**Task instructions**
Give back all the data exactly, line by line.
-*-*-
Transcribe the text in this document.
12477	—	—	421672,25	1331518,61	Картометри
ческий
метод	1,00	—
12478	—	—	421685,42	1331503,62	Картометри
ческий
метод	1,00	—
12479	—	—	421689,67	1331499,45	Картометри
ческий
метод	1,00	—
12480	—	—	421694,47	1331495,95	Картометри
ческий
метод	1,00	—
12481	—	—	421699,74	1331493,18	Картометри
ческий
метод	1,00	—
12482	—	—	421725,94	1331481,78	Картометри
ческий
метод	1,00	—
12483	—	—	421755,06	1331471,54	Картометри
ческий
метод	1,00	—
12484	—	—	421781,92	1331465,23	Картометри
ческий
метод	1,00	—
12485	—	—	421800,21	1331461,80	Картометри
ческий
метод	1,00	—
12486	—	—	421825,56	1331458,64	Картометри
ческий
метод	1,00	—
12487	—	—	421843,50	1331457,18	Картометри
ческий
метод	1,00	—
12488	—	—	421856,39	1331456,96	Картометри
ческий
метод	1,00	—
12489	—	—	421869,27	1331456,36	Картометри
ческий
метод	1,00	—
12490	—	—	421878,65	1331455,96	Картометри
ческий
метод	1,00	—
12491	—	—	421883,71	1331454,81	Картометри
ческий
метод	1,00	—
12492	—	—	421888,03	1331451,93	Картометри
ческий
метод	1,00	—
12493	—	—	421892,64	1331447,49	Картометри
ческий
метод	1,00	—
-*-*-
**The reply**
Transcribe the text in this document.
12477	—	—	421672,25	1331518,61	Картометри
ческий
метод	1,00	—
12478	—	—	421685,42	1331503,62	Картометри
ческий
метод	1,00	—
12479	—	—	421689,67	1331499,45	Картометри
ческий
метод	1,00	—
12480	—	—	421694,47	1331495,95	Картометри
ческий
метод	1,00	—
12481	—	—	421699,74	1331493,18	Картометри
ческий
метод	1,00	—
12482	—	—	421725,94	1331481,78	Картометри
ческий
метод	1,00	—
12483	—	—	421755,06	1331471,54	Картометри
ческий
метод	1,00	—
12484	—	—	421781,92	1331465,23	Картометри
ческий
метод	1,00	—
12485	—	—	421800,21	1331461,80	Картометри
ческий
метод	1,00	—
12486	—	—	421825,56	1331458,64	Картометри
ческий
метод	1,00	—
12487	—	—	421843,50	1331457,18	Картометри
ческий
метод	1,00	—
12488	—	—	421856,39	1331456,96	Картометри
ческий
метод	1,00	—
12489	—	—	421869,27	1331456,36	Картометри
ческий
метод	1,00	—
12490	—	—	421878,65	1331455,96	Картометри
ческий
метод	1,00	—
12491	—	—	421883,71	1331454,81	Картометри
ческий
метод	1,00	—
12492	—	—	421888,03	1331451,93	Картометри
ческий
метод	1,00	—
12493	—	—	421892,64	1331447,49	Картометри
ческий
метод	1,00	—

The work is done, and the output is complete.